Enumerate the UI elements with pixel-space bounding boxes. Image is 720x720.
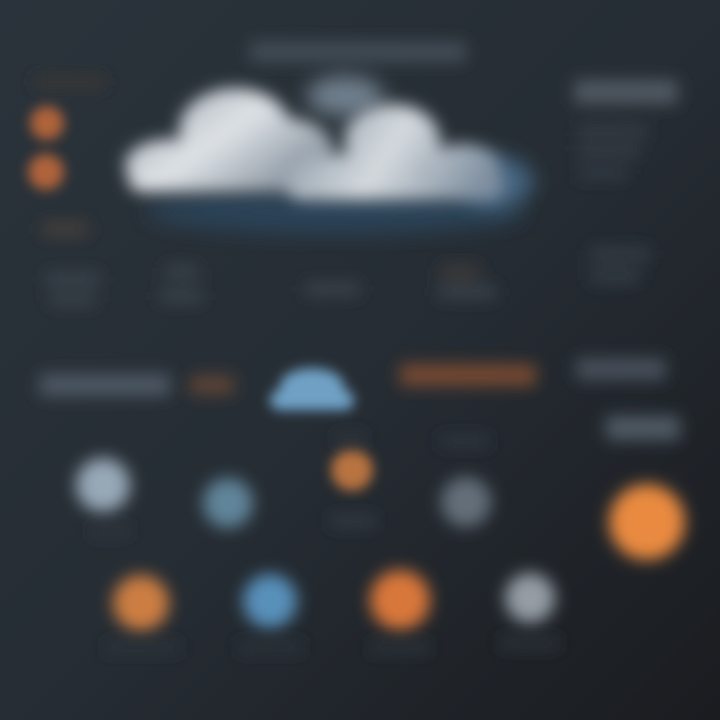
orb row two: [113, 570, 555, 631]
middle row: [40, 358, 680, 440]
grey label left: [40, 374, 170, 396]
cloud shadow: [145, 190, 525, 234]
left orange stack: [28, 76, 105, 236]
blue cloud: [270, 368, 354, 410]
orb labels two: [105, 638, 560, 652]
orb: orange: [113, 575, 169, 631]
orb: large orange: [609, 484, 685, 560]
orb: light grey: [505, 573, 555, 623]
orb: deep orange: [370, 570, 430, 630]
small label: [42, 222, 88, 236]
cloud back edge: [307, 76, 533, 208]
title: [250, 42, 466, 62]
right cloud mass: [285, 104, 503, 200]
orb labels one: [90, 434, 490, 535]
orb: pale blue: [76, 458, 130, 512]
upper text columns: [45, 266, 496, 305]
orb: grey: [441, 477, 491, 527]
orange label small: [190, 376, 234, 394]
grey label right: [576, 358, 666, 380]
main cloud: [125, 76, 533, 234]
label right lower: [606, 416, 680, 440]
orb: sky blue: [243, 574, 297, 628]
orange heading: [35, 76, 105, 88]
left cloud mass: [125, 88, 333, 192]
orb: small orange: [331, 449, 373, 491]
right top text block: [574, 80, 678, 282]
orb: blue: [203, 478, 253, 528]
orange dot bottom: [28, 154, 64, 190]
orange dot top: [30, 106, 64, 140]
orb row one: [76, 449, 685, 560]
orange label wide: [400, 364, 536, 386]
——————————
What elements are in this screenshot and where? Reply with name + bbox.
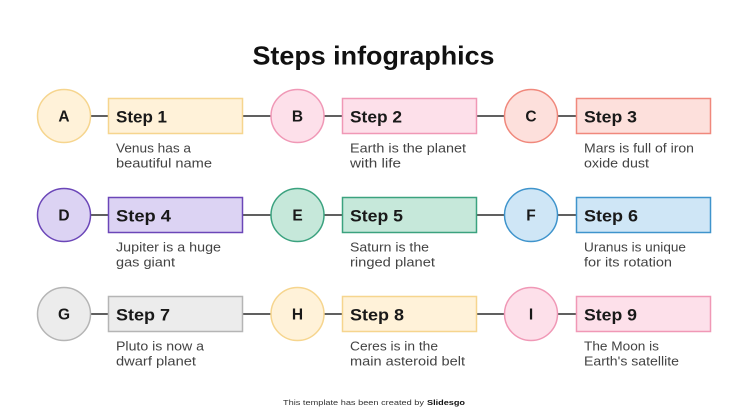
——————————
**Problem to work on**
Rewrite the entries from the line containing "Enumerate the UI" through the line containing "blue cloud: [270, 368, 354, 410]", both lines included, with "grey" changed to "gray" and nothing else altered. Omit the pictures from your answer.

**Answer to this task**
Enumerate the UI elements with pixel-space bounding boxes. Image is 720x720.
orb row two: [113, 570, 555, 631]
middle row: [40, 358, 680, 440]
gray label left: [40, 374, 170, 396]
cloud shadow: [145, 190, 525, 234]
left orange stack: [28, 76, 105, 236]
blue cloud: [270, 368, 354, 410]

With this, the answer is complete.